YOUR INSTRUCTIONS
In your copy, reproduce the entries exactly as they are, minus the images.

DATA
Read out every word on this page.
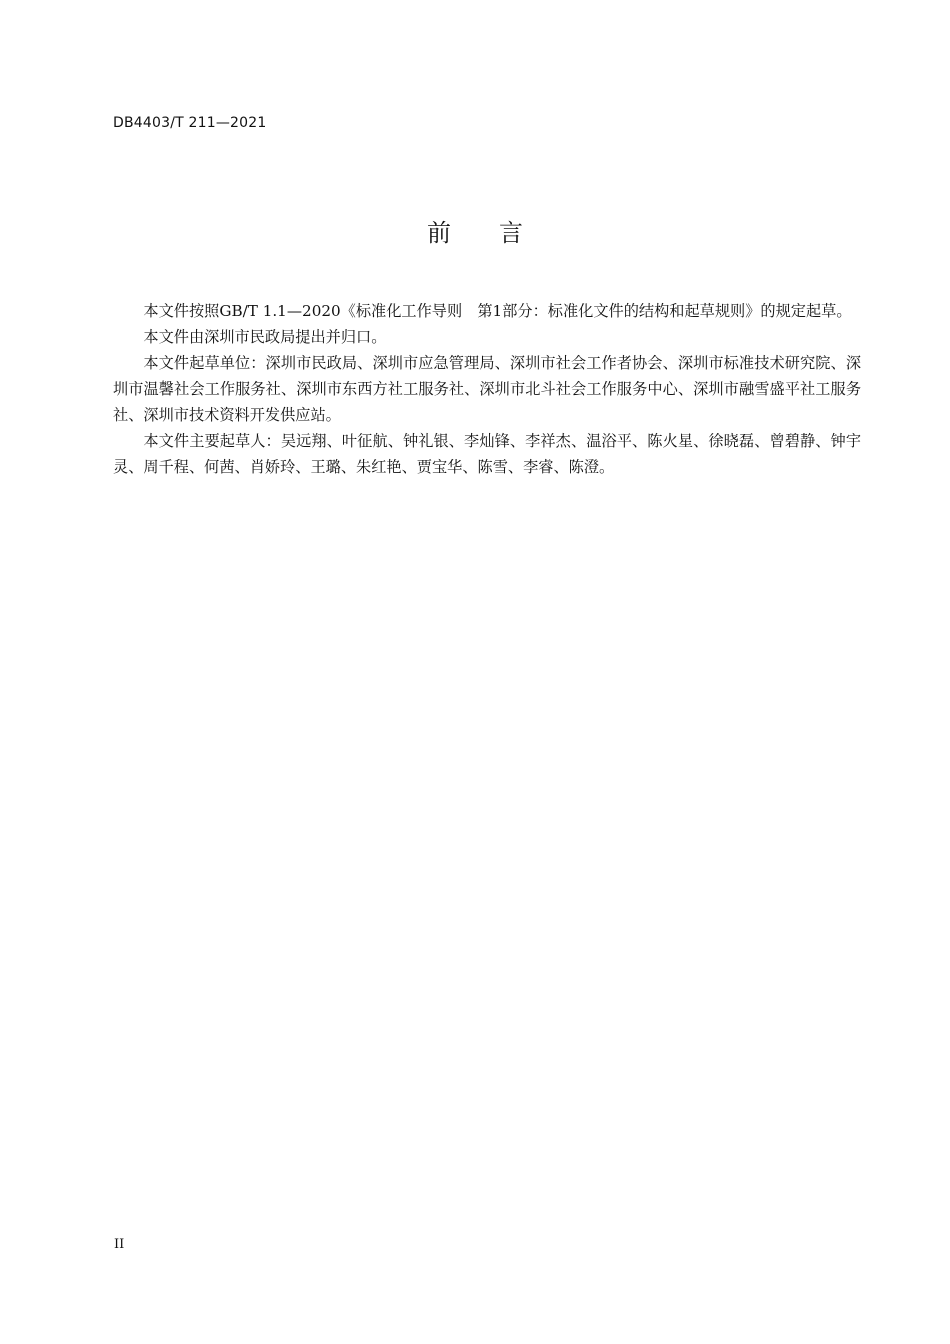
DB4403/T 211—2021
前言

本文件按照GB/T 1.1—2020《标准化工作导则　第1部分：标准化文件的结构和起草规则》的规定起草。

本文件由深圳市民政局提出并归口。

本文件起草单位：深圳市民政局、深圳市应急管理局、深圳市社会工作者协会、深圳市标准技术研究院、深圳市温馨社会工作服务社、深圳市东西方社工服务社、深圳市北斗社会工作服务中心、深圳市融雪盛平社工服务社、深圳市技术资料开发供应站。

本文件主要起草人：吴远翔、叶征航、钟礼银、李灿锋、李祥杰、温浴平、陈火星、徐晓磊、曾碧静、钟宇灵、周千程、何茜、肖娇玲、王璐、朱红艳、贾宝华、陈雪、李睿、陈澄。

II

SOLUTION TO THIS PROBLEM
Read out every word on this page.
DB4403/T 211—2021
前言

本文件按照GB/T 1.1—2020《标准化工作导则　第1部分：标准化文件的结构和起草规则》的规定起草。

本文件由深圳市民政局提出并归口。

本文件起草单位：深圳市民政局、深圳市应急管理局、深圳市社会工作者协会、深圳市标准技术研究院、深圳市温馨社会工作服务社、深圳市东西方社工服务社、深圳市北斗社会工作服务中心、深圳市融雪盛平社工服务社、深圳市技术资料开发供应站。

本文件主要起草人：吴远翔、叶征航、钟礼银、李灿锋、李祥杰、温浴平、陈火星、徐晓磊、曾碧静、钟宇灵、周千程、何茜、肖娇玲、王璐、朱红艳、贾宝华、陈雪、李睿、陈澄。

II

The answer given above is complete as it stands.